— start MATERIAL FOR THIS EXERCISE —
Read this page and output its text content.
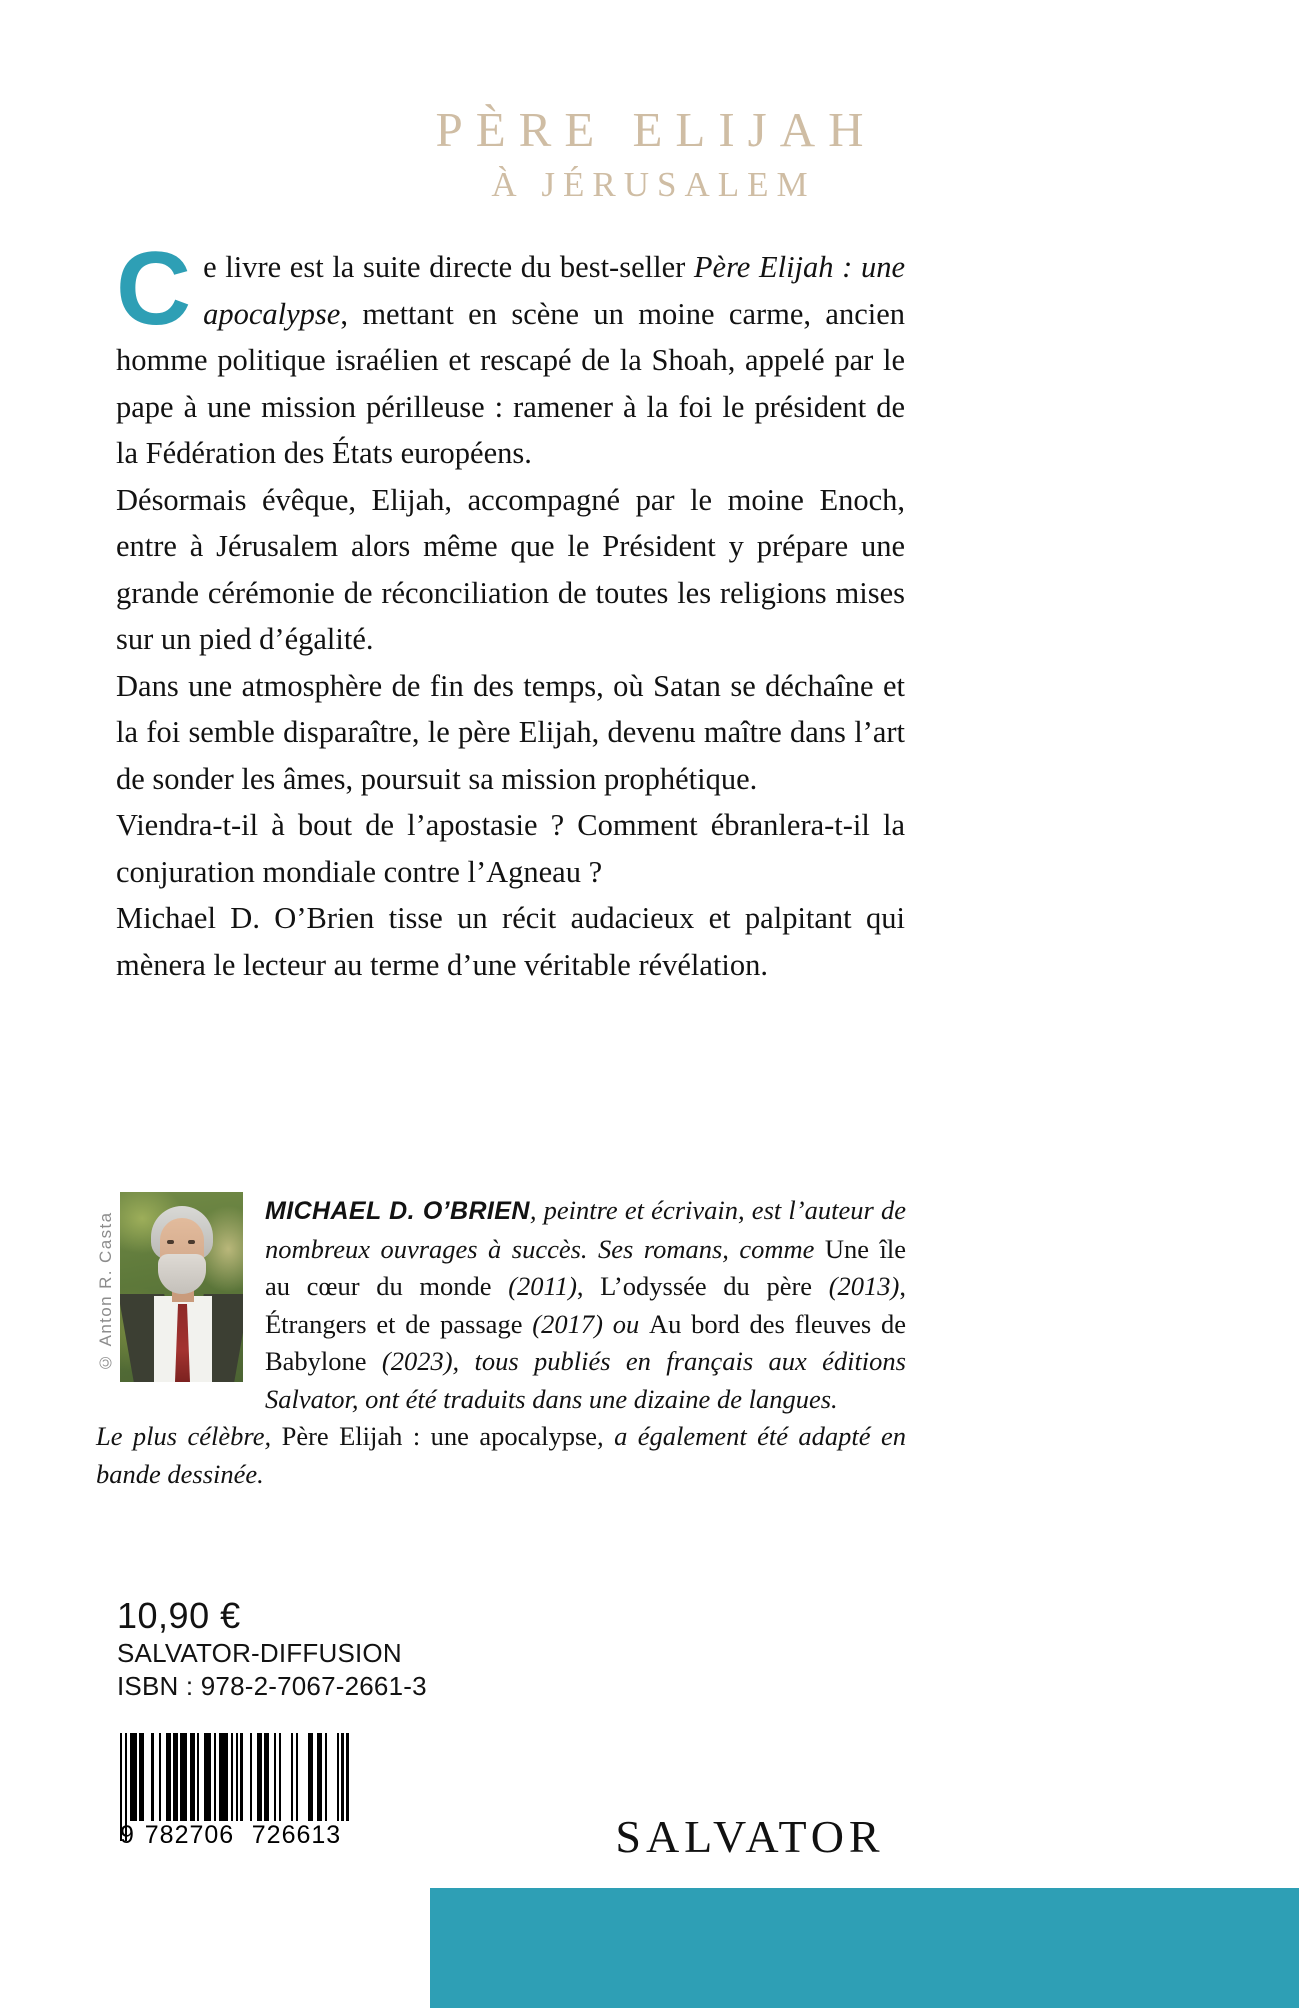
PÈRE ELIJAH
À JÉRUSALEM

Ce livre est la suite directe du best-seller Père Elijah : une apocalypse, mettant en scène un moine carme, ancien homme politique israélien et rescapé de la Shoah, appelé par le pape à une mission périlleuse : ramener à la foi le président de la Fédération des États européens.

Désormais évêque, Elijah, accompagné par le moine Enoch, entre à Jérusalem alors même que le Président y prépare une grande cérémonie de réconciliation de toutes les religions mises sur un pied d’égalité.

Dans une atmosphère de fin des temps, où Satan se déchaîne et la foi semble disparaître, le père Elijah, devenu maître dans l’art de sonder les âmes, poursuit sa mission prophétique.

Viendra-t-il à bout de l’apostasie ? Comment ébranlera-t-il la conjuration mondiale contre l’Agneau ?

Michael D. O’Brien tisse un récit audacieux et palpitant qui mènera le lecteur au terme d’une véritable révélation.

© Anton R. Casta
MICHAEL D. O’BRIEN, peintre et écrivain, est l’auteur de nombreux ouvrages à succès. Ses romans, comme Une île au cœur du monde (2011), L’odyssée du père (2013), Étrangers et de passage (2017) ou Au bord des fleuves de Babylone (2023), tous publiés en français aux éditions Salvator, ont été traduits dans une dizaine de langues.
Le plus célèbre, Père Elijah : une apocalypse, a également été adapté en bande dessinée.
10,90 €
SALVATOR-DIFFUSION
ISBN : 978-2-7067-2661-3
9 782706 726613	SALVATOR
— end MATERIAL FOR THIS EXERCISE —
Give the entries again without a single change, but with no pictures.

__TASK RESULT__
Read this page and output its text content.
PÈRE ELIJAH
À JÉRUSALEM

Ce livre est la suite directe du best-seller Père Elijah : une apocalypse, mettant en scène un moine carme, ancien homme politique israélien et rescapé de la Shoah, appelé par le pape à une mission périlleuse : ramener à la foi le président de la Fédération des États européens.

Désormais évêque, Elijah, accompagné par le moine Enoch, entre à Jérusalem alors même que le Président y prépare une grande cérémonie de réconciliation de toutes les religions mises sur un pied d’égalité.

Dans une atmosphère de fin des temps, où Satan se déchaîne et la foi semble disparaître, le père Elijah, devenu maître dans l’art de sonder les âmes, poursuit sa mission prophétique.

Viendra-t-il à bout de l’apostasie ? Comment ébranlera-t-il la conjuration mondiale contre l’Agneau ?

Michael D. O’Brien tisse un récit audacieux et palpitant qui mènera le lecteur au terme d’une véritable révélation.

© Anton R. Casta
MICHAEL D. O’BRIEN, peintre et écrivain, est l’auteur de nombreux ouvrages à succès. Ses romans, comme Une île au cœur du monde (2011), L’odyssée du père (2013), Étrangers et de passage (2017) ou Au bord des fleuves de Babylone (2023), tous publiés en français aux éditions Salvator, ont été traduits dans une dizaine de langues.
Le plus célèbre, Père Elijah : une apocalypse, a également été adapté en bande dessinée.
10,90 €
SALVATOR-DIFFUSION
ISBN : 978-2-7067-2661-3
9 782706 726613	SALVATOR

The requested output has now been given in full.